» Dataset records:
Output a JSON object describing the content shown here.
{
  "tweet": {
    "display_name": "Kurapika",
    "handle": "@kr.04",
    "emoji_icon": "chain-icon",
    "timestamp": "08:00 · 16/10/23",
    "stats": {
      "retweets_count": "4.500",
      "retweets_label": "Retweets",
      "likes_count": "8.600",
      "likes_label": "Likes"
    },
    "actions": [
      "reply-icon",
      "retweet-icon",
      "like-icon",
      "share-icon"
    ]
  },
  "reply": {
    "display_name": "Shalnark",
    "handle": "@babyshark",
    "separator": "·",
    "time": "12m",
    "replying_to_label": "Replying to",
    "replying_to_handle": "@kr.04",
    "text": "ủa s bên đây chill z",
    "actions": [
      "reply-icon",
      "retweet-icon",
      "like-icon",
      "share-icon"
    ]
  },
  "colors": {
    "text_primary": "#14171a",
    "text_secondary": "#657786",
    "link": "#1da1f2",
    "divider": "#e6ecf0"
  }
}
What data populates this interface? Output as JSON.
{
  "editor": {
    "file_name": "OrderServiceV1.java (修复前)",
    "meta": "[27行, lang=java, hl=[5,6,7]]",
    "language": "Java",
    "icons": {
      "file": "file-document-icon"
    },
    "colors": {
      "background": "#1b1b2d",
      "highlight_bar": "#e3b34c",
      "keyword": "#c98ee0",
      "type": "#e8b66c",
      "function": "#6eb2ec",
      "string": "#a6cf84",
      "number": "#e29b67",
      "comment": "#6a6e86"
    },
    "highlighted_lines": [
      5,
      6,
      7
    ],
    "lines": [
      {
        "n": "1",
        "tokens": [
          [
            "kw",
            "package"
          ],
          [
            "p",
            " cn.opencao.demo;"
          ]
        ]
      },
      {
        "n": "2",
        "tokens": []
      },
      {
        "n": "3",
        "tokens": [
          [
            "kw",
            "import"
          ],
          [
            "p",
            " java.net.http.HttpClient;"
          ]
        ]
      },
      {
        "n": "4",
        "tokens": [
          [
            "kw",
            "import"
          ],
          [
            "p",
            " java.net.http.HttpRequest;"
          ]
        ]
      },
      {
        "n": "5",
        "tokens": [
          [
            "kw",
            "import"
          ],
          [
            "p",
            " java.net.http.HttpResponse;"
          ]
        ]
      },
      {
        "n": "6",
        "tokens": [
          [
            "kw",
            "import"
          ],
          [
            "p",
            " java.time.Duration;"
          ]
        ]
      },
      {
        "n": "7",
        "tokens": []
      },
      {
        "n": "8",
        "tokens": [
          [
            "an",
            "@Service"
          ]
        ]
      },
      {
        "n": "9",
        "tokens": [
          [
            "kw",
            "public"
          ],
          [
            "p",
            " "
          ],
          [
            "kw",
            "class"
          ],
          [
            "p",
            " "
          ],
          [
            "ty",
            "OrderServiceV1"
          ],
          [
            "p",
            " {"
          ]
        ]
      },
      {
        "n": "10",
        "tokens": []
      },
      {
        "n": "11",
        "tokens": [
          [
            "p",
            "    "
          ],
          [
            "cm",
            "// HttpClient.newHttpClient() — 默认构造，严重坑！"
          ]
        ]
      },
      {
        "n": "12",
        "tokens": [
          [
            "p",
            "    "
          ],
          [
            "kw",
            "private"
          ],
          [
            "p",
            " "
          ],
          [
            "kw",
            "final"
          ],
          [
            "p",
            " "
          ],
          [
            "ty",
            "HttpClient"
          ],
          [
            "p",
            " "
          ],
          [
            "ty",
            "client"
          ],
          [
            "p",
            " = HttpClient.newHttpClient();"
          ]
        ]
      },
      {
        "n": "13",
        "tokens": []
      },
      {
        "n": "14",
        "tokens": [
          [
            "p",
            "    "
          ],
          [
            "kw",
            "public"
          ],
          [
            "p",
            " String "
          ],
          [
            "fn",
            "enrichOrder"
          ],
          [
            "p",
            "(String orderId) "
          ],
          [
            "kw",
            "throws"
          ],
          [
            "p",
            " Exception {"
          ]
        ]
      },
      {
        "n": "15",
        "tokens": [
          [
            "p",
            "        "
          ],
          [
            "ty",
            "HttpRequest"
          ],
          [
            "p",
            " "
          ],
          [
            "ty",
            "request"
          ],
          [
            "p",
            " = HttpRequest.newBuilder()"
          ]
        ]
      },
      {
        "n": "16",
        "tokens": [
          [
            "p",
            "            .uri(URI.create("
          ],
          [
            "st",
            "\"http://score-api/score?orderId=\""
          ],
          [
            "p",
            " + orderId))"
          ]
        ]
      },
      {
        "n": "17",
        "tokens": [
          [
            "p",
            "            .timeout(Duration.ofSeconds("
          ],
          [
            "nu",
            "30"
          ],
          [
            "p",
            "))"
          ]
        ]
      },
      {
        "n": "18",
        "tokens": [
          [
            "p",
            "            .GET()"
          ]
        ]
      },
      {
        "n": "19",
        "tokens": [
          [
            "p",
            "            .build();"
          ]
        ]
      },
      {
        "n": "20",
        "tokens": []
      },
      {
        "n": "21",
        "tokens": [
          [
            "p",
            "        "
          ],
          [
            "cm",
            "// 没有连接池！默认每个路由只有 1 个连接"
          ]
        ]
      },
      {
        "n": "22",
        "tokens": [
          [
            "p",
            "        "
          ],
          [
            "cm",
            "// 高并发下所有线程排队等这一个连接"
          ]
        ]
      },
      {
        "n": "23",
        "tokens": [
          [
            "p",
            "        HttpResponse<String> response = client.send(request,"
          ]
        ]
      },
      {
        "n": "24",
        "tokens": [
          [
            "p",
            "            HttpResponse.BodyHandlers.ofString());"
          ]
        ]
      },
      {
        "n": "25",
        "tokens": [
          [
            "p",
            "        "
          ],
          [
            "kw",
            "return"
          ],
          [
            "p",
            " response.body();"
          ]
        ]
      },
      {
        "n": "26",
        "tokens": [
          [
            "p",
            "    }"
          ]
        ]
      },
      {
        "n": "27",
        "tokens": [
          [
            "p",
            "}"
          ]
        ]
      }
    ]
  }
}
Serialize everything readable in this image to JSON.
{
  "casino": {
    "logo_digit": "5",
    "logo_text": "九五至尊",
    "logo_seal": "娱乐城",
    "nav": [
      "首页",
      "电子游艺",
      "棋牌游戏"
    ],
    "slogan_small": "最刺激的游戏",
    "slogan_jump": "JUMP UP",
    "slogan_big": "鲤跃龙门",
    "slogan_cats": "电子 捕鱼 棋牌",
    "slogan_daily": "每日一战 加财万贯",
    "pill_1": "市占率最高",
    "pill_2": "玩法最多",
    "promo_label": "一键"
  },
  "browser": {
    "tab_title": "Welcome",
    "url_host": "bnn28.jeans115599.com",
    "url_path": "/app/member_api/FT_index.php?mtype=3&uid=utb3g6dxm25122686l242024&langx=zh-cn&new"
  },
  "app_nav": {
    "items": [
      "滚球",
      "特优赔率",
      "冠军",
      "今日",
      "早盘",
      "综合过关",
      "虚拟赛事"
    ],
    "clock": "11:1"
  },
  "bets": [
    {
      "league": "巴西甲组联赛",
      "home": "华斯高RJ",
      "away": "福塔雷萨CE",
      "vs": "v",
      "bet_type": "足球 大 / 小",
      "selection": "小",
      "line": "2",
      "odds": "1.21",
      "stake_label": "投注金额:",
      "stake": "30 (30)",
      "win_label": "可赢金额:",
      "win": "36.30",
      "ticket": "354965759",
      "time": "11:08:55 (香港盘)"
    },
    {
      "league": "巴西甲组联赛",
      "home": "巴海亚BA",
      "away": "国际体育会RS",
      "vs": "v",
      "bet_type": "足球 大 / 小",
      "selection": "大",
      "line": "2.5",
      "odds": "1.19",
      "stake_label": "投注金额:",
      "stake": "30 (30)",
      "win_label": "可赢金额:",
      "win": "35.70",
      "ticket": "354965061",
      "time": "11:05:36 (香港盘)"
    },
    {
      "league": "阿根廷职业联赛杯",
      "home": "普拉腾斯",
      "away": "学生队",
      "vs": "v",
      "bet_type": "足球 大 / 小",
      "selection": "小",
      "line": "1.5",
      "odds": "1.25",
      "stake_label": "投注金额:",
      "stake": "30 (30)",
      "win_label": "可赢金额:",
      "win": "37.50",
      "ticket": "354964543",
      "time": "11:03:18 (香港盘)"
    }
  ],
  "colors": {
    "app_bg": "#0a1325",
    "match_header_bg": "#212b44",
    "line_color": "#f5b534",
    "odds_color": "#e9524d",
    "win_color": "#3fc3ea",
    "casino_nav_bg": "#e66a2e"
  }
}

» What the task requires:
Copy each line of the listing in which the word "HttpResponse" can be found.

» Problem solution:
            " java.net.http.HttpResponse;"
            "        HttpResponse<String> response = client.send(request,"
            "            HttpResponse.BodyHandlers.ofString());"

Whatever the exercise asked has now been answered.